>>>>>

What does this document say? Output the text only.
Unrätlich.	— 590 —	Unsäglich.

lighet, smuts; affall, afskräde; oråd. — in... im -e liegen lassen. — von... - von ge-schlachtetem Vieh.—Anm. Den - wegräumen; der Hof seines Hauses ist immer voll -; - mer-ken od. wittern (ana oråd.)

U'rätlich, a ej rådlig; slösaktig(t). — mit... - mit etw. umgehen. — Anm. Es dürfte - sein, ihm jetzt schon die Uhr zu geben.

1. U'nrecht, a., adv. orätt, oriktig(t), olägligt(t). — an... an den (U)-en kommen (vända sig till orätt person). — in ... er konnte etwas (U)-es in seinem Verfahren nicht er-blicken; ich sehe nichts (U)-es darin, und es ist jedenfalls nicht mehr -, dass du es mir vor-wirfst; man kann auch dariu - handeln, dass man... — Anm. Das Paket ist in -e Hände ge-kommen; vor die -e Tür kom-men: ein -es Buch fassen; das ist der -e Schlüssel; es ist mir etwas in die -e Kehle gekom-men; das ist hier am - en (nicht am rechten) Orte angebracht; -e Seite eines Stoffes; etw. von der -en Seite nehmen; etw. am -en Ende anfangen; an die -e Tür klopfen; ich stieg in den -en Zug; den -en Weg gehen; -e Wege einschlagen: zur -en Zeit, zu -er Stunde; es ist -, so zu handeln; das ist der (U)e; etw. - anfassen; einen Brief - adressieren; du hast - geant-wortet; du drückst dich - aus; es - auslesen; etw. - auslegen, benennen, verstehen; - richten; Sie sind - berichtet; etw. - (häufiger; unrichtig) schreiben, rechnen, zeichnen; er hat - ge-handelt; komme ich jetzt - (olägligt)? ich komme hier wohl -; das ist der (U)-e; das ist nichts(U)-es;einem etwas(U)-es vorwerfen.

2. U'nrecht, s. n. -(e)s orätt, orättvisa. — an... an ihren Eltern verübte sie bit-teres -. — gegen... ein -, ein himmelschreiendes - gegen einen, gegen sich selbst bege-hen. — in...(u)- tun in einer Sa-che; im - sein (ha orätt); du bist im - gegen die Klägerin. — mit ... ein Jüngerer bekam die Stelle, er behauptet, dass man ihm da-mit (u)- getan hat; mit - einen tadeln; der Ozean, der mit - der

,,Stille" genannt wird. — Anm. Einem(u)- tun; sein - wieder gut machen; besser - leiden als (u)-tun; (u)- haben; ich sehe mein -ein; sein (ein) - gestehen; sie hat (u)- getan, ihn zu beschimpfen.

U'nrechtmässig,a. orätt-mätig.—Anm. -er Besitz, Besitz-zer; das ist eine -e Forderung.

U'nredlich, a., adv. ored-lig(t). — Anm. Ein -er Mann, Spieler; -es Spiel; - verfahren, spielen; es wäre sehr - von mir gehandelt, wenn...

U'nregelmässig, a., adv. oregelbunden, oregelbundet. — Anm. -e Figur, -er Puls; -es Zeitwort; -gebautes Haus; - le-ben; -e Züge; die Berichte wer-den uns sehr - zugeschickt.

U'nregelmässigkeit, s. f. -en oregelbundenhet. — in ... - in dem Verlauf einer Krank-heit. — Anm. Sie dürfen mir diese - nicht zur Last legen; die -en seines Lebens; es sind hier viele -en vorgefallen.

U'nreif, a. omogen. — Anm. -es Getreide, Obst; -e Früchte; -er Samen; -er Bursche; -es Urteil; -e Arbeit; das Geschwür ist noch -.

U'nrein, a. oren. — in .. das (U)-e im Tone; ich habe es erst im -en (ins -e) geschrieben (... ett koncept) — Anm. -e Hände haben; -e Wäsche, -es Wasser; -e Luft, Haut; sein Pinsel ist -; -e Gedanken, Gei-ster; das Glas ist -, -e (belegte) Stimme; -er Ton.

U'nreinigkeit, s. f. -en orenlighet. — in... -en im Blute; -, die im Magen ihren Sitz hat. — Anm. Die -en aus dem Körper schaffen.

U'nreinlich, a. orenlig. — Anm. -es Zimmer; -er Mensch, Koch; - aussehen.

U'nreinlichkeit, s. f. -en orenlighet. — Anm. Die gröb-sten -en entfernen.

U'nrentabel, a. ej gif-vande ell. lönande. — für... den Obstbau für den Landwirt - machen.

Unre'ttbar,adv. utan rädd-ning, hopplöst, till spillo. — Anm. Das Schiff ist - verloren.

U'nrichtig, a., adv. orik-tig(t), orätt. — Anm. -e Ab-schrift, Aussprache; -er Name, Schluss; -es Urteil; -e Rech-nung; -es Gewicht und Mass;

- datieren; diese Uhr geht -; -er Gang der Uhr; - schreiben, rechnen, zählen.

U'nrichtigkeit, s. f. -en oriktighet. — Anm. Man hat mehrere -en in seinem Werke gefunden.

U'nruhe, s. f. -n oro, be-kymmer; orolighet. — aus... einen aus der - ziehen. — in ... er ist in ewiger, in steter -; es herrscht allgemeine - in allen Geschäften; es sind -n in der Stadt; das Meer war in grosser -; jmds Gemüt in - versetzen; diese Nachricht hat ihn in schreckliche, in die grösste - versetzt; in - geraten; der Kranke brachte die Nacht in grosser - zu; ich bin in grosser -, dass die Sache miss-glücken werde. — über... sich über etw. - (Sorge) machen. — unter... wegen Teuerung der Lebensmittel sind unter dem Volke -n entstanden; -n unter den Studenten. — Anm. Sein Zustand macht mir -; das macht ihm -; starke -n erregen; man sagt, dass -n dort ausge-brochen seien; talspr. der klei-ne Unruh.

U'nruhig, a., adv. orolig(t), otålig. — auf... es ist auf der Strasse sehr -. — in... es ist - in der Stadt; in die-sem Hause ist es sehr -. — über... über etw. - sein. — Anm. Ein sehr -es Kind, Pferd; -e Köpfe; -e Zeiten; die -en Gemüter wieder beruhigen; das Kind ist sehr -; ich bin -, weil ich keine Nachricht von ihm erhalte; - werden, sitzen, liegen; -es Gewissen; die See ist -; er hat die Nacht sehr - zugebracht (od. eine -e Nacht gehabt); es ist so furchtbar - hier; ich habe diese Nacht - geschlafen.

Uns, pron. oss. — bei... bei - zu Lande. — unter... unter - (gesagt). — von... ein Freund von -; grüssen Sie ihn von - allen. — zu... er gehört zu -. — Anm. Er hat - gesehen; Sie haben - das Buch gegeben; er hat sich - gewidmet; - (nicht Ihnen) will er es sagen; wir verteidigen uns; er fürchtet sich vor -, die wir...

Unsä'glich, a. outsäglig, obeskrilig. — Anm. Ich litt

<<<<<

▶ **To do**:
Copy every line from the records above that contains the word "Urteil".

▶ **Answer**:
U'nreif, a. omogen. — Anm. -es Getreide, Obst; -e Früchte; -er Samen; -er Bursche; -es Urteil; -e Arbeit; das Geschwür ist noch -.
U'nrichtig, a., adv. orik-tig(t), orätt. — Anm. -e Ab-schrift, Aussprache; -er Name, Schluss; -es Urteil; -e Rech-nung; -es Gewicht und Mass;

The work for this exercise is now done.